SHORT PROBLEM
Find every line in the records below that holds the word "Field", and copy it out.

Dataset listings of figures

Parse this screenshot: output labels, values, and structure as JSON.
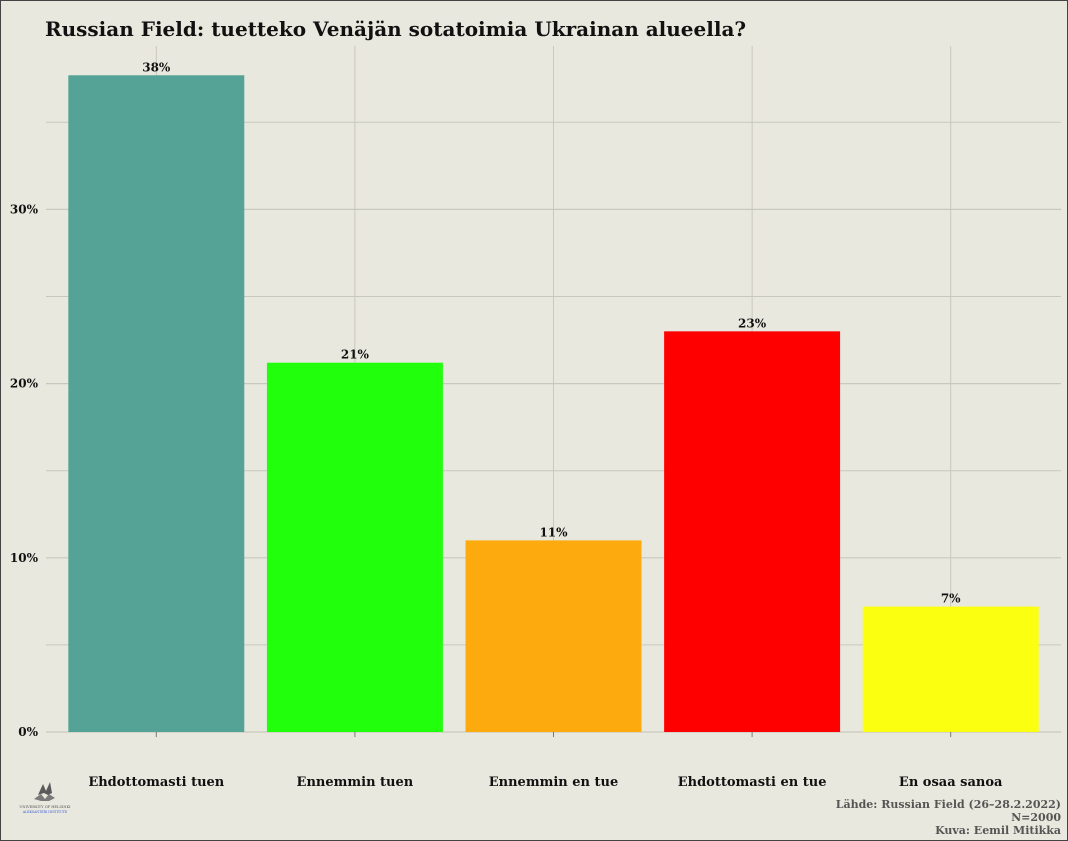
{
  "chart_data": {
    "type": "bar",
    "title": "Russian Field: tuetteko Venäjän sotatoimia Ukrainan alueella?",
    "xlabel": "",
    "ylabel": "",
    "categories": [
      "Ehdottomasti tuen",
      "Ennemmin tuen",
      "Ennemmin en tue",
      "Ehdottomasti en tue",
      "En osaa sanoa"
    ],
    "values": [
      37.7,
      21.2,
      11.0,
      23.0,
      7.2
    ],
    "data_labels": [
      "38%",
      "21%",
      "11%",
      "23%",
      "7%"
    ],
    "colors": [
      "#55a396",
      "#22ff0c",
      "#fcaa0d",
      "#ff0000",
      "#fbff10"
    ],
    "y_ticks": [
      0,
      10,
      20,
      30
    ],
    "y_tick_labels": [
      "0%",
      "10%",
      "20%",
      "30%"
    ],
    "ylim": [
      0,
      40
    ],
    "grid": true,
    "legend": "none"
  },
  "caption": {
    "source": "Lähde: Russian Field (26–28.2.2022)",
    "n": "N=2000",
    "credit": "Kuva: Eemil Mitikka"
  },
  "logo": {
    "text": "UNIVERSITY OF HELSINKI",
    "subtext": "ALEKSANTERI INSTITUTE",
    "icon": "university-logo-icon"
  }
}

THE ANSWER
    "title": "Russian Field: tuetteko Venäjän sotatoimia Ukrainan alueella?",
    "source": "Lähde: Russian Field (26–28.2.2022)",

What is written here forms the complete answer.